# Aim
Find every line with the word "name". Copy those lines.

# Source material
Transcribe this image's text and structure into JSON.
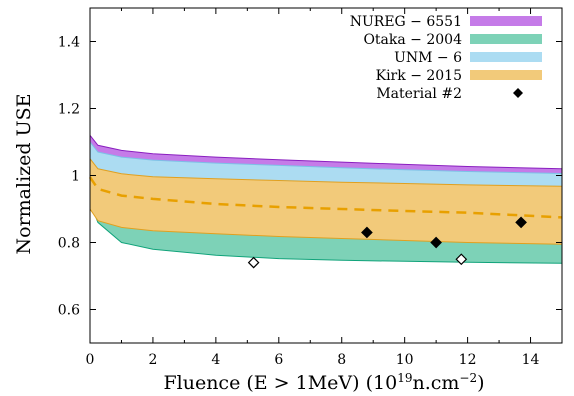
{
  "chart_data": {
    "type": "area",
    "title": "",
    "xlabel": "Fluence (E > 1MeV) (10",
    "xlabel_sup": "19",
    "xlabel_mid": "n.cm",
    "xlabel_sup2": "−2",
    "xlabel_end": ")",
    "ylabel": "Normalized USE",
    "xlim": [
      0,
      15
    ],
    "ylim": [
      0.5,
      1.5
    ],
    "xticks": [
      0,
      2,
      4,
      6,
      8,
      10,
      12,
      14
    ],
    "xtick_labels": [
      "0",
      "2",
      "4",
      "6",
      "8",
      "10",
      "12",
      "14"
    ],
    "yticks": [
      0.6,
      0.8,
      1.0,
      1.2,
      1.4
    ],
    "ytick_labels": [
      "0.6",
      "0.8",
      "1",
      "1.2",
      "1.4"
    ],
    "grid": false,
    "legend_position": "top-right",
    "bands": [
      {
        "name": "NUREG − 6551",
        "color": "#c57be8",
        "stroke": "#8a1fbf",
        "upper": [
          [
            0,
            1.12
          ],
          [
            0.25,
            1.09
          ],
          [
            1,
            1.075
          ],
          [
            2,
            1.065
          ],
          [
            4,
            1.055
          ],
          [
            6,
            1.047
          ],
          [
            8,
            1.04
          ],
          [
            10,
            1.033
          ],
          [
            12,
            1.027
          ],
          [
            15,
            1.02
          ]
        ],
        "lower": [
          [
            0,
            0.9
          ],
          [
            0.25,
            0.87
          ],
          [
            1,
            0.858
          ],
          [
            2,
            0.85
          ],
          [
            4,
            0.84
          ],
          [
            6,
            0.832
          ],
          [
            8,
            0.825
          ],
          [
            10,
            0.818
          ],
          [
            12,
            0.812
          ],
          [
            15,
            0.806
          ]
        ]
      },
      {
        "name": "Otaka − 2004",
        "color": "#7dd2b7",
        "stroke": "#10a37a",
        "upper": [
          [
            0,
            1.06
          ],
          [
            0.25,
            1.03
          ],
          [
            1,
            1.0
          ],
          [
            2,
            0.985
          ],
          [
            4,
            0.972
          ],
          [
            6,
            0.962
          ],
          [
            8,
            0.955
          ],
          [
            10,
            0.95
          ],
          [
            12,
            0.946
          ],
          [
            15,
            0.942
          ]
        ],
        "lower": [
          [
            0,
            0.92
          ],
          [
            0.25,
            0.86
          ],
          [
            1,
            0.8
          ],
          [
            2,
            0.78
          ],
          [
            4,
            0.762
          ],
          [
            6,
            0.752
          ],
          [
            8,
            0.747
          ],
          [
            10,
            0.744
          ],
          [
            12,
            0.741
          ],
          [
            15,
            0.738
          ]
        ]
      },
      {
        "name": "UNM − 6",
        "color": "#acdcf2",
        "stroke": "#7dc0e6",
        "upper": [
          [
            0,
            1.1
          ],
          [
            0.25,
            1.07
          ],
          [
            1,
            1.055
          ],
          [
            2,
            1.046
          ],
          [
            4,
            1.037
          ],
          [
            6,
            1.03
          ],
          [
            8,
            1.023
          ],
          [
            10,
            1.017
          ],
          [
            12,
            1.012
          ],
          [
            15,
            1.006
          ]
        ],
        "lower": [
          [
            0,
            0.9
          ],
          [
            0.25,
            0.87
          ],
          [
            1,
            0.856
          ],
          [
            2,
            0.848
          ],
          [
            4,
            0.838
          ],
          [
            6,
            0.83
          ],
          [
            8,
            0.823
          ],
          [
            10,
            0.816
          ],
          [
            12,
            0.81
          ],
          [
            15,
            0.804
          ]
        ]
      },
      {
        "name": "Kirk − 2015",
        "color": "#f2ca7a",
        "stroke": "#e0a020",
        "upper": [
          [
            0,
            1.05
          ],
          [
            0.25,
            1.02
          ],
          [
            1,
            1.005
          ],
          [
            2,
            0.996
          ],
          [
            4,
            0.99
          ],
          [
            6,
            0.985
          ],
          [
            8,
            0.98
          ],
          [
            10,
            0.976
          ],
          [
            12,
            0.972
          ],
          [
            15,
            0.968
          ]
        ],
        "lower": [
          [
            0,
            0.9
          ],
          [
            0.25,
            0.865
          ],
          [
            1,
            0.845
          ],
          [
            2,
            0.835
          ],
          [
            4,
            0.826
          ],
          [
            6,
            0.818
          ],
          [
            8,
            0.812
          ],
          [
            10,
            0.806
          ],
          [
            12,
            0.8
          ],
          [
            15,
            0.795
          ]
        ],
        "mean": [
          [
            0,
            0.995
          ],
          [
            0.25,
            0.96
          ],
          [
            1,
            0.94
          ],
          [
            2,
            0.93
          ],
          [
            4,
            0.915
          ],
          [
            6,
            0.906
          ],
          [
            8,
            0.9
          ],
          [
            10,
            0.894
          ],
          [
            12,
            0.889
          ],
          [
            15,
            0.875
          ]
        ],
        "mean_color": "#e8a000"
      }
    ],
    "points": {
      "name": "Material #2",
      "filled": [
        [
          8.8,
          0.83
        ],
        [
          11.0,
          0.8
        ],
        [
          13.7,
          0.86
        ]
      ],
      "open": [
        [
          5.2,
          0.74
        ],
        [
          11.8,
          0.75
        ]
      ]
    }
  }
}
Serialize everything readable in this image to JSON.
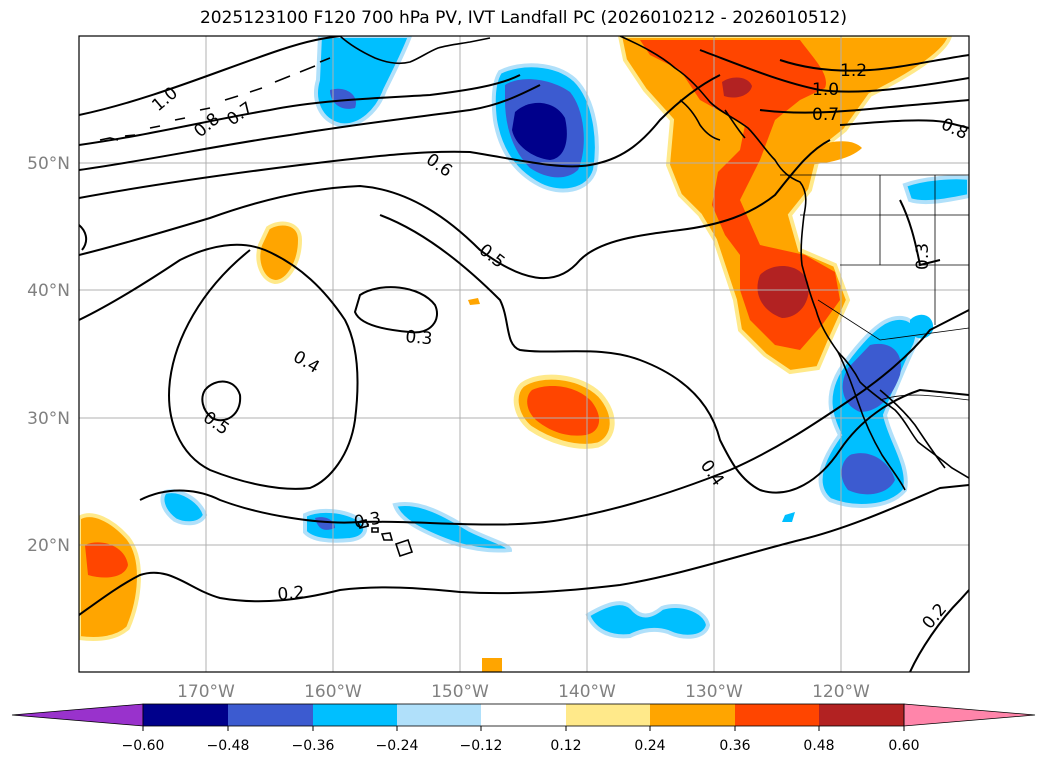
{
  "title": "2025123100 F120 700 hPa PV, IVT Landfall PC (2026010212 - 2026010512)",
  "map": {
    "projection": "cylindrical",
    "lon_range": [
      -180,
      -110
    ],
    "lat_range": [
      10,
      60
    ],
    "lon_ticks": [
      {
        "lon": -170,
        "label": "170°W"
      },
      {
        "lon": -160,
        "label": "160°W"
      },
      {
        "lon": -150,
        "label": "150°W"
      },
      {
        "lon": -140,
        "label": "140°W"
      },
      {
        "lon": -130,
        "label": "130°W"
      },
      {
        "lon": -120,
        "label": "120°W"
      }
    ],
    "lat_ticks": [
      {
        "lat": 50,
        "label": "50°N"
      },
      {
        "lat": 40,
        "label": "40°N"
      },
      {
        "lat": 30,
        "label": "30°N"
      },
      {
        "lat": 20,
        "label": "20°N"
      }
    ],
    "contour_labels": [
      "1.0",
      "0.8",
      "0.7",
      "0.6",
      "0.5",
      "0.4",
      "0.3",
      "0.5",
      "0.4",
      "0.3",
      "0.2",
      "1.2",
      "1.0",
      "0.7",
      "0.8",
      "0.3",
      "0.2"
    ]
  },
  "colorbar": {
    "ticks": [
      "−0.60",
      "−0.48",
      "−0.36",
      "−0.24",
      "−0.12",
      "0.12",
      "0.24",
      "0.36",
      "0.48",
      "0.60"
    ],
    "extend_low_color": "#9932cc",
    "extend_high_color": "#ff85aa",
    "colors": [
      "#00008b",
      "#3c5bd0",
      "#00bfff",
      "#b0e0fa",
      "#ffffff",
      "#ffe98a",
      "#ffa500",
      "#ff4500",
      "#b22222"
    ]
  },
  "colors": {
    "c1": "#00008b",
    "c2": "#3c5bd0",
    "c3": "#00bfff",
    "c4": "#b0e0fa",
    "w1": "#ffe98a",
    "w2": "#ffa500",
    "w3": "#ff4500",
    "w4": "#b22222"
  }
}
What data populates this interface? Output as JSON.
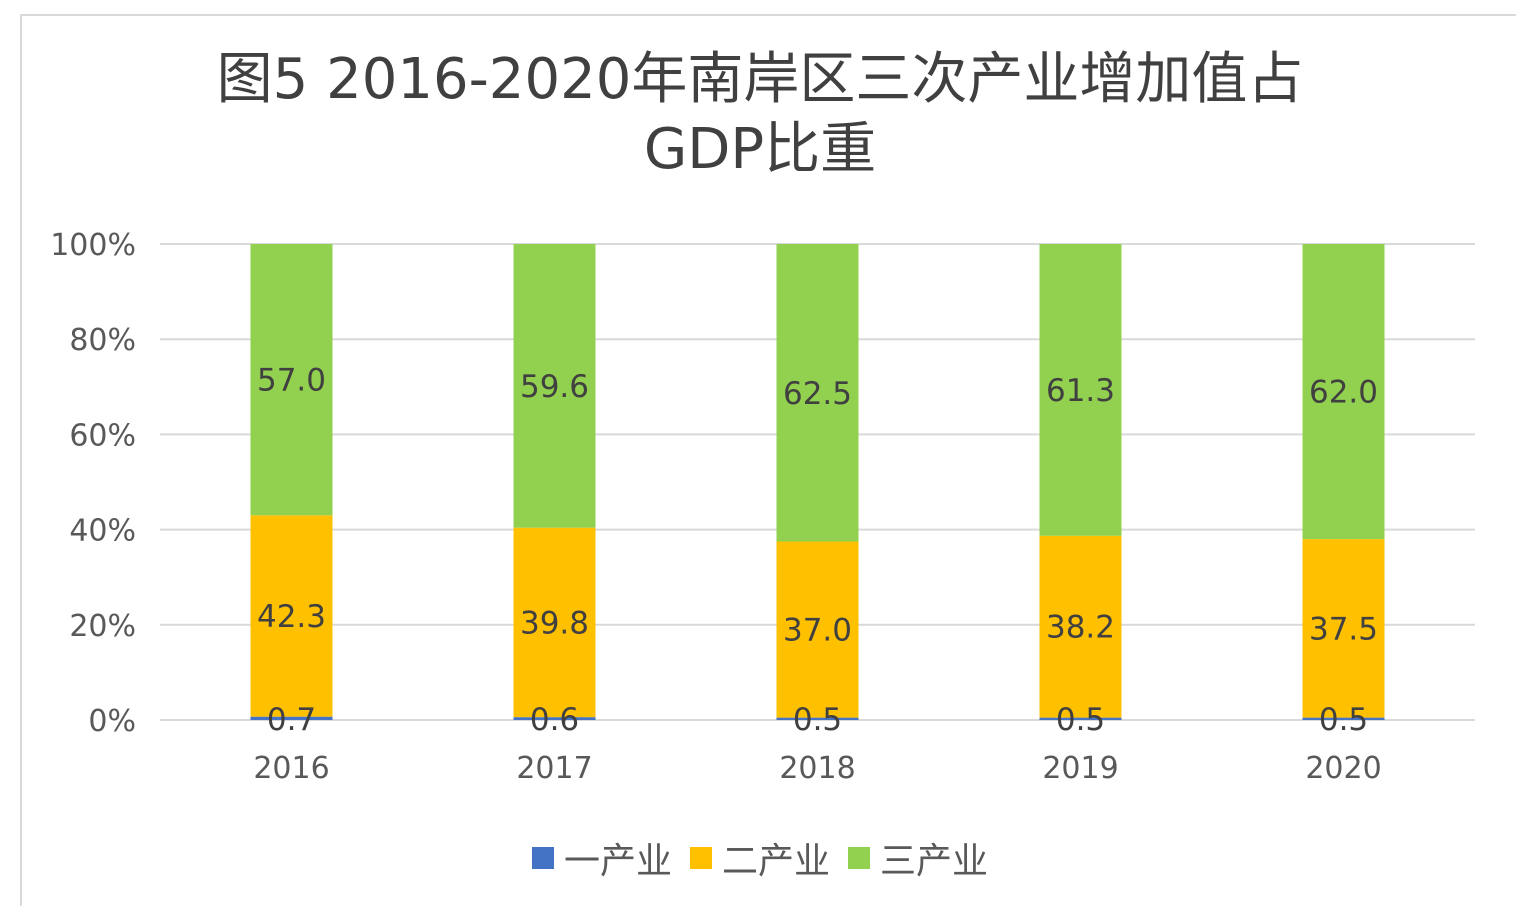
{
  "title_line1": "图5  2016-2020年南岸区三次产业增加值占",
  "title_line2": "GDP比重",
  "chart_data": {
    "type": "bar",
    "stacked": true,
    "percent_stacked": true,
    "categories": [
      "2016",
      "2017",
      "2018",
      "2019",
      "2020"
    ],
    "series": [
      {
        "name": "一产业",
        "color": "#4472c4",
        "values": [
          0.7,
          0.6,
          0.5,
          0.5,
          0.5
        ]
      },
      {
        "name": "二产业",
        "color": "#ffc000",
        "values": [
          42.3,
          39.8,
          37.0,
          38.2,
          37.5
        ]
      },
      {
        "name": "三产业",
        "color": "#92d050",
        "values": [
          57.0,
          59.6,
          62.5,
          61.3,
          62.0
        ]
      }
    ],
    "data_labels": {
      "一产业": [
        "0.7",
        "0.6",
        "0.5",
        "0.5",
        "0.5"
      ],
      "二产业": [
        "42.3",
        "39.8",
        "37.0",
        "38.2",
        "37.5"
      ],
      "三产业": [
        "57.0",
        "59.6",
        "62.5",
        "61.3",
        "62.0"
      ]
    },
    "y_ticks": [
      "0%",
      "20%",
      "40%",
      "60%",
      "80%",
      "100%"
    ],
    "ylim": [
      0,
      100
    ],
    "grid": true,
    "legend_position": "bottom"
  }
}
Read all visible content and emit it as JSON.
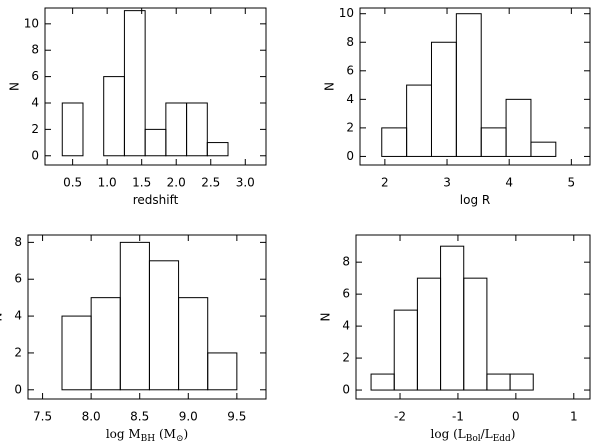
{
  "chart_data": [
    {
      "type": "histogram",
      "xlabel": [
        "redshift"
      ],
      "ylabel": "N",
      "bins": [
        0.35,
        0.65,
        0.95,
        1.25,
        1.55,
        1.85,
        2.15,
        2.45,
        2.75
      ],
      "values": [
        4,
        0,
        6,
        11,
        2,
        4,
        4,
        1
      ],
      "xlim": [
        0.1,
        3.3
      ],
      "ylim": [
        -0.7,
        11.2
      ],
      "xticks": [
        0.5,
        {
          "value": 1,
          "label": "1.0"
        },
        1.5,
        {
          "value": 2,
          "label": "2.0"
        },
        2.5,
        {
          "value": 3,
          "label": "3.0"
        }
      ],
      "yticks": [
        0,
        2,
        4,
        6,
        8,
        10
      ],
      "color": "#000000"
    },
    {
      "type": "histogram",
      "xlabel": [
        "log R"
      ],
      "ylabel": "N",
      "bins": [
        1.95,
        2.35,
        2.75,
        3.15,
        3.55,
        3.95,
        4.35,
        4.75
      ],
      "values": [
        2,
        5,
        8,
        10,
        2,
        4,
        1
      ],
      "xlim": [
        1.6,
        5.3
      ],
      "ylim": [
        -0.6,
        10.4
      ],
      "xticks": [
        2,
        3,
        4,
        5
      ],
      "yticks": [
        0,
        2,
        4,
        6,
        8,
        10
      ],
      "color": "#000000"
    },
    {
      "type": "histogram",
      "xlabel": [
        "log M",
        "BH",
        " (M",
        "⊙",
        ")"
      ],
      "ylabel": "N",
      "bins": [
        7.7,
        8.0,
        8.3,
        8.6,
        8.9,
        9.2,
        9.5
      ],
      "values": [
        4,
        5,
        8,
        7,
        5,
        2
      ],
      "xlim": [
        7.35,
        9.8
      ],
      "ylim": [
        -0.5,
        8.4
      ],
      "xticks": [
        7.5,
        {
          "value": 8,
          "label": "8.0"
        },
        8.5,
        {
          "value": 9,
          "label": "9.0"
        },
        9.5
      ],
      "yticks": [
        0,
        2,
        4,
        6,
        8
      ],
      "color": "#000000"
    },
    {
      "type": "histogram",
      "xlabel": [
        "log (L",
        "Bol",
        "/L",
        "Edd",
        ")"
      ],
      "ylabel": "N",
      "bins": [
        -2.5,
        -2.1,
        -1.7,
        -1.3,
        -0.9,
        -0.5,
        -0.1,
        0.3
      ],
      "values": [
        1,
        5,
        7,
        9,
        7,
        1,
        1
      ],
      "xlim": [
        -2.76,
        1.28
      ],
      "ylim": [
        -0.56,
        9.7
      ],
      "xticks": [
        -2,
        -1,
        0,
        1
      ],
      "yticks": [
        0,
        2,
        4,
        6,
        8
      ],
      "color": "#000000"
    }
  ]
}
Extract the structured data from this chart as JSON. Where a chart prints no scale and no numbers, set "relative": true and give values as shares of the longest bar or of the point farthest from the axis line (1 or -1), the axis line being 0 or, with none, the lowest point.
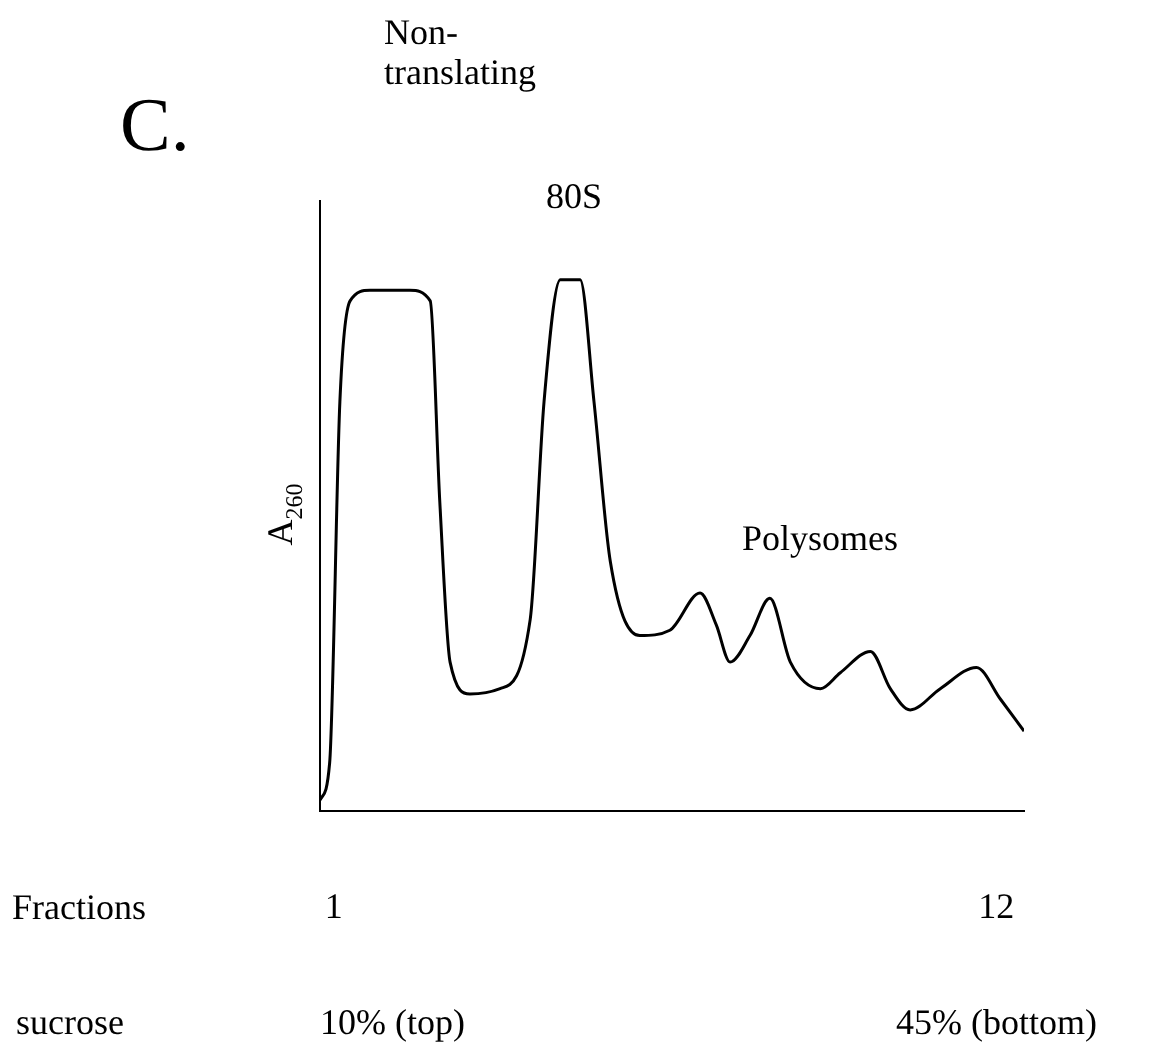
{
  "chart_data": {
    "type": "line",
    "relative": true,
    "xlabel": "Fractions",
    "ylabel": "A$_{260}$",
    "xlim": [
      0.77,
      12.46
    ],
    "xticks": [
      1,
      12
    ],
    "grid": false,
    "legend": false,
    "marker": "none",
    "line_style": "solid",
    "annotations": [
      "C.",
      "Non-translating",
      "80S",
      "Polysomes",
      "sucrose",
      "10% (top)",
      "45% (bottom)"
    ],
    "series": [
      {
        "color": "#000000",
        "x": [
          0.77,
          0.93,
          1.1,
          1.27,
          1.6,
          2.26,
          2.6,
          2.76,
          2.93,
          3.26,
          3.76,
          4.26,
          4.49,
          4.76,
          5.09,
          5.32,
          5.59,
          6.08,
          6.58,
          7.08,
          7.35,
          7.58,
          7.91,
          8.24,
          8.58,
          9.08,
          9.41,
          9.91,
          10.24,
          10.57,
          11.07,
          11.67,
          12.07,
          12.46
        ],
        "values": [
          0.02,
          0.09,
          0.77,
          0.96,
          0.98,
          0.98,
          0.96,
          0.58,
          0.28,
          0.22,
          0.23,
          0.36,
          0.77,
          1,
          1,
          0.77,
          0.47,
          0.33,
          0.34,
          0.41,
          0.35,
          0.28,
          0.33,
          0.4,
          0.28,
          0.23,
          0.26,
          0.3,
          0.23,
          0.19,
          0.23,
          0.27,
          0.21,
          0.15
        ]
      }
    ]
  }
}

# Response
        "name": "NUREG − 6551",
        "name": "Otaka − 2004",
        "name": "UNM − 6",
        "name": "Kirk − 2015",
      "name": "Material #2",
        "name": "一产业",
        "name": "二产业",
        "name": "三产业",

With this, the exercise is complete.